##### Provided data #####

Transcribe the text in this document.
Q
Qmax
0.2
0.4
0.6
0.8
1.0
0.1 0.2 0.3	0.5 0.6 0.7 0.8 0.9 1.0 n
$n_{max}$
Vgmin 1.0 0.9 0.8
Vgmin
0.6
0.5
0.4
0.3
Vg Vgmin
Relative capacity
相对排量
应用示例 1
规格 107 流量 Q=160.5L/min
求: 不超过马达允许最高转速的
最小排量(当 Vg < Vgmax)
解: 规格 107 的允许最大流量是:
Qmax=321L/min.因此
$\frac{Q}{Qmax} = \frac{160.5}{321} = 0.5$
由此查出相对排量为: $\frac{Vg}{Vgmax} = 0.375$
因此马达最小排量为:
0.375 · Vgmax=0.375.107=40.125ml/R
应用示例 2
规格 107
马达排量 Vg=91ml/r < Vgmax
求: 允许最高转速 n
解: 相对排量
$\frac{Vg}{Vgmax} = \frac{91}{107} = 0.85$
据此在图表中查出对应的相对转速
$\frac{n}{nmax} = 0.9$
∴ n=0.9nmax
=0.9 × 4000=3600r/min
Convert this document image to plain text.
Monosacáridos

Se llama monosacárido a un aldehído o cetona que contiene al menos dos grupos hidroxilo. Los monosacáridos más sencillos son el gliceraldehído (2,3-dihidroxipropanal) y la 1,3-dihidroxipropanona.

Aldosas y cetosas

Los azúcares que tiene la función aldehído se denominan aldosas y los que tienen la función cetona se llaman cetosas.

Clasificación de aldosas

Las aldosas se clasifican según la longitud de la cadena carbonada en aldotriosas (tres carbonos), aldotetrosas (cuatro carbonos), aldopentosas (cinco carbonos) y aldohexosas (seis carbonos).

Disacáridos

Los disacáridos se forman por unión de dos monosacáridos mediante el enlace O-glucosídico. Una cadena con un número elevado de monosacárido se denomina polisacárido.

#####

Objective ▸
Copy all the records above exactly, missing none.

Written response ▸
Transcribe the text in this document.
Q
Qmax
0.2
0.4
0.6
0.8
1.0
0.1 0.2 0.3	0.5 0.6 0.7 0.8 0.9 1.0 n
$n_{max}$
Vgmin 1.0 0.9 0.8
Vgmin
0.6
0.5
0.4
0.3
Vg Vgmin
Relative capacity
相对排量
应用示例 1
规格 107 流量 Q=160.5L/min
求: 不超过马达允许最高转速的
最小排量(当 Vg < Vgmax)
解: 规格 107 的允许最大流量是:
Qmax=321L/min.因此
$\frac{Q}{Qmax} = \frac{160.5}{321} = 0.5$
由此查出相对排量为: $\frac{Vg}{Vgmax} = 0.375$
因此马达最小排量为:
0.375 · Vgmax=0.375.107=40.125ml/R
应用示例 2
规格 107
马达排量 Vg=91ml/r < Vgmax
求: 允许最高转速 n
解: 相对排量
$\frac{Vg}{Vgmax} = \frac{91}{107} = 0.85$
据此在图表中查出对应的相对转速
$\frac{n}{nmax} = 0.9$
∴ n=0.9nmax
=0.9 × 4000=3600r/min
Convert this document image to plain text.
Monosacáridos

Se llama monosacárido a un aldehído o cetona que contiene al menos dos grupos hidroxilo. Los monosacáridos más sencillos son el gliceraldehído (2,3-dihidroxipropanal) y la 1,3-dihidroxipropanona.

Aldosas y cetosas

Los azúcares que tiene la función aldehído se denominan aldosas y los que tienen la función cetona se llaman cetosas.

Clasificación de aldosas

Las aldosas se clasifican según la longitud de la cadena carbonada en aldotriosas (tres carbonos), aldotetrosas (cuatro carbonos), aldopentosas (cinco carbonos) y aldohexosas (seis carbonos).

Disacáridos

Los disacáridos se forman por unión de dos monosacáridos mediante el enlace O-glucosídico. Una cadena con un número elevado de monosacárido se denomina polisacárido.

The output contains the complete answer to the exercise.